• _The task_: Each line of the listing must be transcribed exactly, except for the images, which should be excluded.

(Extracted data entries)
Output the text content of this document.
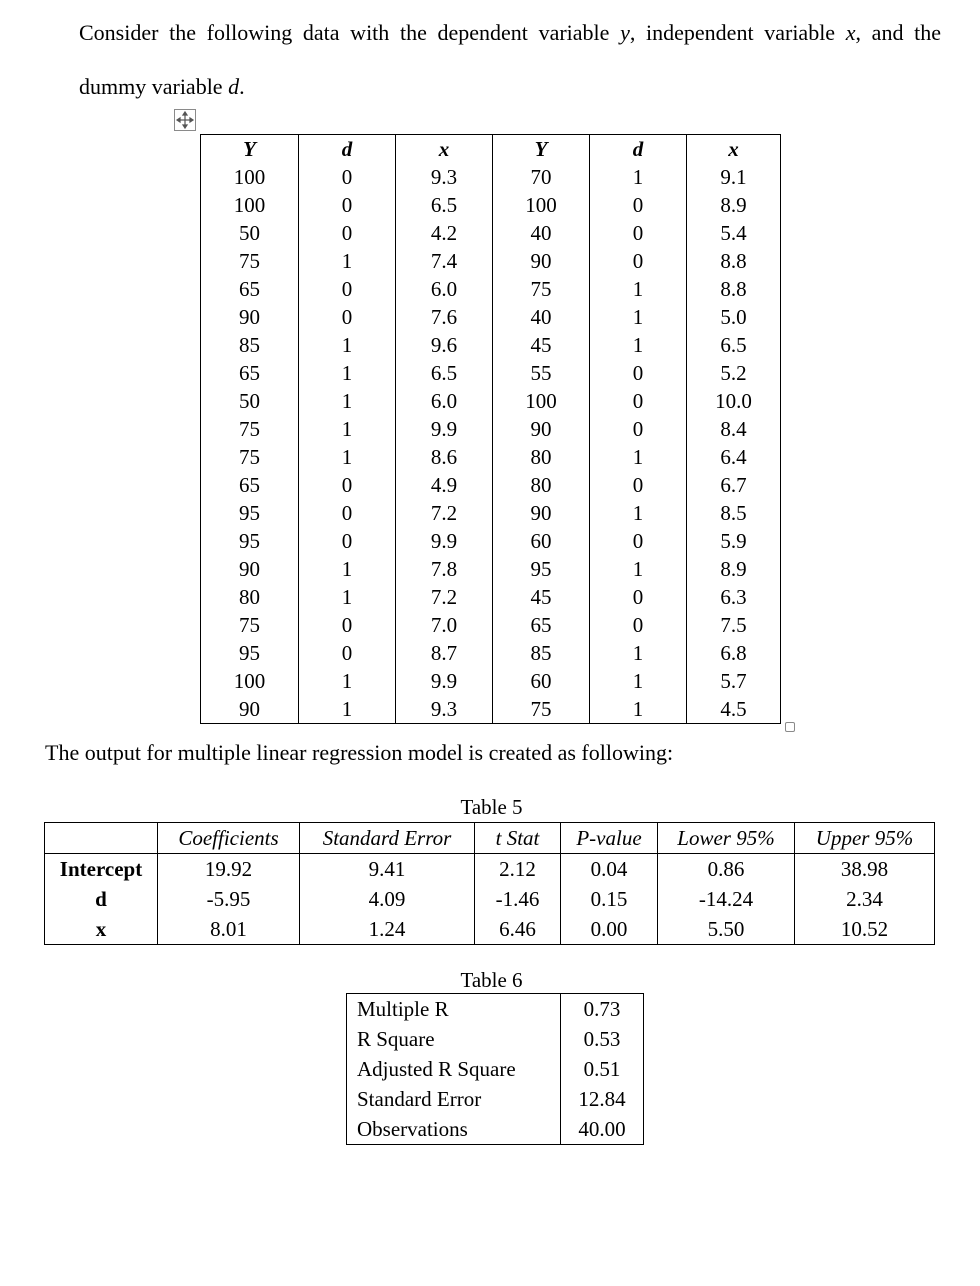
Consider the following data with the dependent variable y, independent variable x, and the dummy variable d.

Y	d	x	Y	d	x
100	0	9.3	70	1	9.1
100	0	6.5	100	0	8.9
50	0	4.2	40	0	5.4
75	1	7.4	90	0	8.8
65	0	6.0	75	1	8.8
90	0	7.6	40	1	5.0
85	1	9.6	45	1	6.5
65	1	6.5	55	0	5.2
50	1	6.0	100	0	10.0
75	1	9.9	90	0	8.4
75	1	8.6	80	1	6.4
65	0	4.9	80	0	6.7
95	0	7.2	90	1	8.5
95	0	9.9	60	0	5.9
90	1	7.8	95	1	8.9
80	1	7.2	45	0	6.3
75	0	7.0	65	0	7.5
95	0	8.7	85	1	6.8
100	1	9.9	60	1	5.7
90	1	9.3	75	1	4.5

The output for multiple linear regression model is created as following:

Table 5
	Coefficients	Standard Error	t Stat	P-value	Lower 95%	Upper 95%
Intercept	19.92	9.41	2.12	0.04	0.86	38.98
d	-5.95	4.09	-1.46	0.15	-14.24	2.34
x	8.01	1.24	6.46	0.00	5.50	10.52
Table 6
Multiple R	0.73
R Square	0.53
Adjusted R Square	0.51
Standard Error	12.84
Observations	40.00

• _Complete response_:
Output the text content of this document.
Consider the following data with the dependent variable y, independent variable x, and the dummy variable d.

Y	d	x	Y	d	x
100	0	9.3	70	1	9.1
100	0	6.5	100	0	8.9
50	0	4.2	40	0	5.4
75	1	7.4	90	0	8.8
65	0	6.0	75	1	8.8
90	0	7.6	40	1	5.0
85	1	9.6	45	1	6.5
65	1	6.5	55	0	5.2
50	1	6.0	100	0	10.0
75	1	9.9	90	0	8.4
75	1	8.6	80	1	6.4
65	0	4.9	80	0	6.7
95	0	7.2	90	1	8.5
95	0	9.9	60	0	5.9
90	1	7.8	95	1	8.9
80	1	7.2	45	0	6.3
75	0	7.0	65	0	7.5
95	0	8.7	85	1	6.8
100	1	9.9	60	1	5.7
90	1	9.3	75	1	4.5

The output for multiple linear regression model is created as following:

Table 5
	Coefficients	Standard Error	t Stat	P-value	Lower 95%	Upper 95%
Intercept	19.92	9.41	2.12	0.04	0.86	38.98
d	-5.95	4.09	-1.46	0.15	-14.24	2.34
x	8.01	1.24	6.46	0.00	5.50	10.52
Table 6
Multiple R	0.73
R Square	0.53
Adjusted R Square	0.51
Standard Error	12.84
Observations	40.00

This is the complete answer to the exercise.